**WHAT IS EXPECTED:** Across the entries, how many lines have the string "Peak" in them? Reply with only a number.

**MATERIAL SHOWN:**
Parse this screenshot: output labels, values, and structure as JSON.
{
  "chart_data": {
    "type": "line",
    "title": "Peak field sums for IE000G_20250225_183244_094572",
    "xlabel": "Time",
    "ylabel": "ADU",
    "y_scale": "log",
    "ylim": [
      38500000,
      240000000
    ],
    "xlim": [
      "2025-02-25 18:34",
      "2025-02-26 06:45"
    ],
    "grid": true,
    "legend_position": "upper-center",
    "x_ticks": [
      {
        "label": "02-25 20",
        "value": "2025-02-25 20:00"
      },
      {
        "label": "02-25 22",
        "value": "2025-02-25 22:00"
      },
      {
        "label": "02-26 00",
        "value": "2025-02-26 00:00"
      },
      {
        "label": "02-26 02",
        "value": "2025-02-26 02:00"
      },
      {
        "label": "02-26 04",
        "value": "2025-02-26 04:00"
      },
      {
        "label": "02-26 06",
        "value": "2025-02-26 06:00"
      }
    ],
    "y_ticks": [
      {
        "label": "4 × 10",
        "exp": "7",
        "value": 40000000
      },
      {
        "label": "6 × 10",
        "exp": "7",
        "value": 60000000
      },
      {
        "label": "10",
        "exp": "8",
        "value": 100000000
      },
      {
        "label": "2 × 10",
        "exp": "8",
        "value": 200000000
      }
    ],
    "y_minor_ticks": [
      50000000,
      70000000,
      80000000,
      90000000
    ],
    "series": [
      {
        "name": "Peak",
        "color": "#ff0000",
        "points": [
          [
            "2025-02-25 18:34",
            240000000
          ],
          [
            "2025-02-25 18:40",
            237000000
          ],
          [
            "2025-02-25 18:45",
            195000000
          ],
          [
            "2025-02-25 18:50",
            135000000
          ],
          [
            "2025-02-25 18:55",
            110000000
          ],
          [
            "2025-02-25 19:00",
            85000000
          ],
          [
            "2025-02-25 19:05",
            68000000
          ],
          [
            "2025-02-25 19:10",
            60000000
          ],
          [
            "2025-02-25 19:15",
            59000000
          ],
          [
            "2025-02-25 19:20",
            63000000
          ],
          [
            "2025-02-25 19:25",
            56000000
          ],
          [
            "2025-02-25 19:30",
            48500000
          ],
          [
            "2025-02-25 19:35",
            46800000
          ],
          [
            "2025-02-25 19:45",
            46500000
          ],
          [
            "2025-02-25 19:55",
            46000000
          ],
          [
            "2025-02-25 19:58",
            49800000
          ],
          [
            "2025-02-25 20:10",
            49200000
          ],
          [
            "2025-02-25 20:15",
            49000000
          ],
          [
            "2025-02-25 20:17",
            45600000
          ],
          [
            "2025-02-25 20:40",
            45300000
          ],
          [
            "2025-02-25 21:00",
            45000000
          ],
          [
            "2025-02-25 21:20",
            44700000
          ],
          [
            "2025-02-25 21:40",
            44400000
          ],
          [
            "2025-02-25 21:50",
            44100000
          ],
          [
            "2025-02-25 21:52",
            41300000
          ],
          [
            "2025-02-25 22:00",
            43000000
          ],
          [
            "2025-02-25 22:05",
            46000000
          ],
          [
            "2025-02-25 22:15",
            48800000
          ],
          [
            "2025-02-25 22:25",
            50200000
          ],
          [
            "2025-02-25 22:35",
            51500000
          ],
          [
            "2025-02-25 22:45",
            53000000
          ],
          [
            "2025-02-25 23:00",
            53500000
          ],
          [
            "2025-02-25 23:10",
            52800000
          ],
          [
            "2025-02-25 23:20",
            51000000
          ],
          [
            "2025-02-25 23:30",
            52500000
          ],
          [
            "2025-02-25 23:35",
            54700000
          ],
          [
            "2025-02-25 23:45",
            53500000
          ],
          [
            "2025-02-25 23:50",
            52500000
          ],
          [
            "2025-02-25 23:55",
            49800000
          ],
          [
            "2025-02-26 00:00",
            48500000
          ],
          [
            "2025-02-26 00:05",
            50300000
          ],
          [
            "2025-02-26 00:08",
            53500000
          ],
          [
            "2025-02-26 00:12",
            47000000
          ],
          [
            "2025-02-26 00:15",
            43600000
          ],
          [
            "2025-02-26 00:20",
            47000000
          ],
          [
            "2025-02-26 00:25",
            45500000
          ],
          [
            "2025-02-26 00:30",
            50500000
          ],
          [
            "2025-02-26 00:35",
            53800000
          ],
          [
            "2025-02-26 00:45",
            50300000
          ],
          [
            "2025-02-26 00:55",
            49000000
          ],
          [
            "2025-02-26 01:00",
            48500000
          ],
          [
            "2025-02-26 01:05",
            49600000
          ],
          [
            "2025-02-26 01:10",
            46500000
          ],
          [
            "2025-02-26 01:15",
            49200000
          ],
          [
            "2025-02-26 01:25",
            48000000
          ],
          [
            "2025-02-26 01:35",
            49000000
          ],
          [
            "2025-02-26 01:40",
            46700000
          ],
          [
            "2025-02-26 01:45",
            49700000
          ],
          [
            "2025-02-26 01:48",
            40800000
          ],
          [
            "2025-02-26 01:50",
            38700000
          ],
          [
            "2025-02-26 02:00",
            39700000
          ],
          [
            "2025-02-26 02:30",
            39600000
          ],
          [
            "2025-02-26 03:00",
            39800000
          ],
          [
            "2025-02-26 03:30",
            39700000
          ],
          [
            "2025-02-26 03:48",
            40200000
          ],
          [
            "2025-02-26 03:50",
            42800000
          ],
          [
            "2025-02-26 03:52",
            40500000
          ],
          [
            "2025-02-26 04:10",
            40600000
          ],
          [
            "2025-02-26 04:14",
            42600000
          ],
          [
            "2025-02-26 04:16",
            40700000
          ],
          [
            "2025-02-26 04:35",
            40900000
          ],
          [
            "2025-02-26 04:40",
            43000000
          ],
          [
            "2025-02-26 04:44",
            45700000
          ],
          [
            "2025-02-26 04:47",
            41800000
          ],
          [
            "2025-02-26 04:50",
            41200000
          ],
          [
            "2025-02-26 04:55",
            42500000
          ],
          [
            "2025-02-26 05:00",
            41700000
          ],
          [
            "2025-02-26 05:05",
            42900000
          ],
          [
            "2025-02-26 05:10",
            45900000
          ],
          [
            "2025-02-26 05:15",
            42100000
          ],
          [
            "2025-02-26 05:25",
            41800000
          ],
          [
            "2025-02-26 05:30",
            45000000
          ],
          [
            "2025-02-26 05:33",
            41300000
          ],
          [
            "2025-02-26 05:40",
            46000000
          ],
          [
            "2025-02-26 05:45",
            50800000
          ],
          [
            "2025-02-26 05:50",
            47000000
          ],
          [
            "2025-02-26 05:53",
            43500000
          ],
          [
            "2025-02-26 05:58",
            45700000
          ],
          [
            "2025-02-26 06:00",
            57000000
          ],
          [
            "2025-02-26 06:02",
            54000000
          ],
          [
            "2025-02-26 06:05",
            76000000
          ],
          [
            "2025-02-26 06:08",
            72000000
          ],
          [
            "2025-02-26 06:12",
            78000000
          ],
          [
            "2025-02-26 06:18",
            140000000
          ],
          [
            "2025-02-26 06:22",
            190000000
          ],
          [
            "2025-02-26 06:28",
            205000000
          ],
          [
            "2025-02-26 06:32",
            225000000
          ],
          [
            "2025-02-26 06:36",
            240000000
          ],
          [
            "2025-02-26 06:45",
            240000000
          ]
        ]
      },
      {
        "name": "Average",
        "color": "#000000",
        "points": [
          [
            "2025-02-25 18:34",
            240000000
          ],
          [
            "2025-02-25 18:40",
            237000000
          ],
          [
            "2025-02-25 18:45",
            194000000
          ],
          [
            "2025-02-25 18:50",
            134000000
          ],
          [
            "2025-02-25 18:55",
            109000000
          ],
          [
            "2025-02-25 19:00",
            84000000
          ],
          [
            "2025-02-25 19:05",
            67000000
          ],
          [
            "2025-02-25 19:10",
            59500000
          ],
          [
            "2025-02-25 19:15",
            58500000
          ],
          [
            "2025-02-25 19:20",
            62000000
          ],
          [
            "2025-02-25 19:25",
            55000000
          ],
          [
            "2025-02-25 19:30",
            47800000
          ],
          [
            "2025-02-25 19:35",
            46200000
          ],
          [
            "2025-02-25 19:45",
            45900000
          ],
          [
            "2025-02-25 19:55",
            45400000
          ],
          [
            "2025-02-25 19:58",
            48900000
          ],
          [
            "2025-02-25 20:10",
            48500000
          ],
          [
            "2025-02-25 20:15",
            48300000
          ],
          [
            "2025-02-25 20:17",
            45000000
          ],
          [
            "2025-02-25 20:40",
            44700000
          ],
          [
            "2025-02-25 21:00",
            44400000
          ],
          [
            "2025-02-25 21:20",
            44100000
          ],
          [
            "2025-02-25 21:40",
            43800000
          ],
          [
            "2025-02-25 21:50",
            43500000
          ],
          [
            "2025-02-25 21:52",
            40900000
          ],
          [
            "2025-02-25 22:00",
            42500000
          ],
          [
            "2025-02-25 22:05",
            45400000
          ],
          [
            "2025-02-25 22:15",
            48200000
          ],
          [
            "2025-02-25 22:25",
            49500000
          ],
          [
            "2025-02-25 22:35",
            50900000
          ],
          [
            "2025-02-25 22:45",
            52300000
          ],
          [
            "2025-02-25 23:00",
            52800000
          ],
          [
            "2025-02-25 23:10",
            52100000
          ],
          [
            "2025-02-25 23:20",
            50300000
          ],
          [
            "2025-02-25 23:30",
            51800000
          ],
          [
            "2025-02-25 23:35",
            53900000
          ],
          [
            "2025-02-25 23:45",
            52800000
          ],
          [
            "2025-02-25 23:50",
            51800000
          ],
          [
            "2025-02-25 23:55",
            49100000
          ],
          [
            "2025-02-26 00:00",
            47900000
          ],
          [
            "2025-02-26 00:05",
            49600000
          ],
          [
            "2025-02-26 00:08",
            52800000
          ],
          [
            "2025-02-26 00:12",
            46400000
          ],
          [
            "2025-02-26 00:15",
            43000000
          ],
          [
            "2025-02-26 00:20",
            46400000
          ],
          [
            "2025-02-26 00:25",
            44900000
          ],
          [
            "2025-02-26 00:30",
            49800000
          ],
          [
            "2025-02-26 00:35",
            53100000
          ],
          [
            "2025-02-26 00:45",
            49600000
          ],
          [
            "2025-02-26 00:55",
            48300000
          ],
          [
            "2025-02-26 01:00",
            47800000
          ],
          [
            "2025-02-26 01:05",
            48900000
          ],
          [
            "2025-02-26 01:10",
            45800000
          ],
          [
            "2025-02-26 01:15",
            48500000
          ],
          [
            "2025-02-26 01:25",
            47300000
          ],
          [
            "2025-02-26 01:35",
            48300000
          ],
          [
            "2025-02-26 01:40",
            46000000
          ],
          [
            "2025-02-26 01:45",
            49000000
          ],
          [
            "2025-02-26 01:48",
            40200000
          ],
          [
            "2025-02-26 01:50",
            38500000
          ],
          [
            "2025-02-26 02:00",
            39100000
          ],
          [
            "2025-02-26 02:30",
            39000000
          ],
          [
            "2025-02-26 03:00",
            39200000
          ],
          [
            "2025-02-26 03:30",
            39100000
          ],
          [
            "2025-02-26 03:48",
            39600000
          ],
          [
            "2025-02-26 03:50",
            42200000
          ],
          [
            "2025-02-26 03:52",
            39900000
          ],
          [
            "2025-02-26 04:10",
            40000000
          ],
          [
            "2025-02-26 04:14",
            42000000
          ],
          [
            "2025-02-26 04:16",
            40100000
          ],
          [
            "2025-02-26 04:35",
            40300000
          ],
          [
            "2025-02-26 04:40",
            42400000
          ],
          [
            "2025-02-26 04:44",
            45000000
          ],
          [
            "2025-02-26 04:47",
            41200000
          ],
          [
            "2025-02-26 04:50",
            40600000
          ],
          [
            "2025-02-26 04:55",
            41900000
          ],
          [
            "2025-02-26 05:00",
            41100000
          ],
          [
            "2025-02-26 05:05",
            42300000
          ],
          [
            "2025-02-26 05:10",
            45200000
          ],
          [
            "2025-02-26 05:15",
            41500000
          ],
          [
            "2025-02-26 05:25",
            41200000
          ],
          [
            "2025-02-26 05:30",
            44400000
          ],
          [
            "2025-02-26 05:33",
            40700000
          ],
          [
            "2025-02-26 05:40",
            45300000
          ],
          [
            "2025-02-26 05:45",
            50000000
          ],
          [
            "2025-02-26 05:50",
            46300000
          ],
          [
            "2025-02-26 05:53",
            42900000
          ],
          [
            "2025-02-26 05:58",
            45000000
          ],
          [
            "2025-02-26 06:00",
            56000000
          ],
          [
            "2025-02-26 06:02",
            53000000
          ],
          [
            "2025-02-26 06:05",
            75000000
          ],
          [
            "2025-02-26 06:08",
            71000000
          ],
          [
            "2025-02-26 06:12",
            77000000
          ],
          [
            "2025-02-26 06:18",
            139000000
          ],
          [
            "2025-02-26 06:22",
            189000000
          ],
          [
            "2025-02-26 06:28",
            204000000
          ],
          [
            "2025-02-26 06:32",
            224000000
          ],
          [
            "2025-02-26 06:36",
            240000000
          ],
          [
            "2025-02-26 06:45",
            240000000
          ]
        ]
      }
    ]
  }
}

**RESPONSE TO THE EXERCISE:** 2